▸ **What you should do**
For the listing below, give the number of lines in which "ложечка" occurs. Add nothing.

Excerpt from a dataset:
--- start ---

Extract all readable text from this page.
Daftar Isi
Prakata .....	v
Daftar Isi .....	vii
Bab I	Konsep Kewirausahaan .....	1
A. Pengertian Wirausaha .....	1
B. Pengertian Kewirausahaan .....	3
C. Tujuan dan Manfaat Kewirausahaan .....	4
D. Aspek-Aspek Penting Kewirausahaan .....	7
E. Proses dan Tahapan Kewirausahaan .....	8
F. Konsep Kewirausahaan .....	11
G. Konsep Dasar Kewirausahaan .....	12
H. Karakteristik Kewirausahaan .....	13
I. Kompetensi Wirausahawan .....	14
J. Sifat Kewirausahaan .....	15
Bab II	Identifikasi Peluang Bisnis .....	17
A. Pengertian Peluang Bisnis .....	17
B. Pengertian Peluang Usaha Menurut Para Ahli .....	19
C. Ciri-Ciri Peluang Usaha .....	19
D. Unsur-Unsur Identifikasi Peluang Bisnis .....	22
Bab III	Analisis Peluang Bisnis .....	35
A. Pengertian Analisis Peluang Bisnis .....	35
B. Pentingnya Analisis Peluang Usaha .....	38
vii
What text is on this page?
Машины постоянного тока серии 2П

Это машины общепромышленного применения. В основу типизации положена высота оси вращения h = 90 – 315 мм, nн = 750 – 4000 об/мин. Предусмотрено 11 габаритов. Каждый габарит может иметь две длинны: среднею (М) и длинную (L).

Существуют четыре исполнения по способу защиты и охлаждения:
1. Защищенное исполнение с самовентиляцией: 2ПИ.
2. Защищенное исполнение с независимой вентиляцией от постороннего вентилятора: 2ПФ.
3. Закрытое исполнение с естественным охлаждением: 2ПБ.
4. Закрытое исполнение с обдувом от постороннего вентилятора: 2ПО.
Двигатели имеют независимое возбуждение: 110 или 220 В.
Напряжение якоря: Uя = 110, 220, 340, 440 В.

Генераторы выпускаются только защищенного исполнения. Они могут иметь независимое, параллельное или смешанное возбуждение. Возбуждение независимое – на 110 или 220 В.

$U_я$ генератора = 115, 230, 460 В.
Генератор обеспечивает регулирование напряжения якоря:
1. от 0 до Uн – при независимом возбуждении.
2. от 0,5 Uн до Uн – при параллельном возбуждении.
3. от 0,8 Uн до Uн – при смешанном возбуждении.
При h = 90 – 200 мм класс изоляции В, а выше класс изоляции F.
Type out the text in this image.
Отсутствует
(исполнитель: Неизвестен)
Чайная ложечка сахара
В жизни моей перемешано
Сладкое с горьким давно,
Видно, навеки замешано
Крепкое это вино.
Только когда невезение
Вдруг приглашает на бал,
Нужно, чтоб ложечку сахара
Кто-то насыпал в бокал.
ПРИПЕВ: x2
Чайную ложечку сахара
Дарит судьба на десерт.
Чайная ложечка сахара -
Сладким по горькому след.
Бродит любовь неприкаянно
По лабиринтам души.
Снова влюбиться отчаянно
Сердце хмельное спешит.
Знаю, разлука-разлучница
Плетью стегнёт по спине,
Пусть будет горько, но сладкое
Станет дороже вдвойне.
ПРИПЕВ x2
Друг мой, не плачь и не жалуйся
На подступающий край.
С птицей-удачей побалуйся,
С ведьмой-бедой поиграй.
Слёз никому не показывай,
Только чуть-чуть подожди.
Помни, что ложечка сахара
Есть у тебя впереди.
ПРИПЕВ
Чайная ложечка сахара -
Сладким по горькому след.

--- end ---

▸ **Problem solution**
4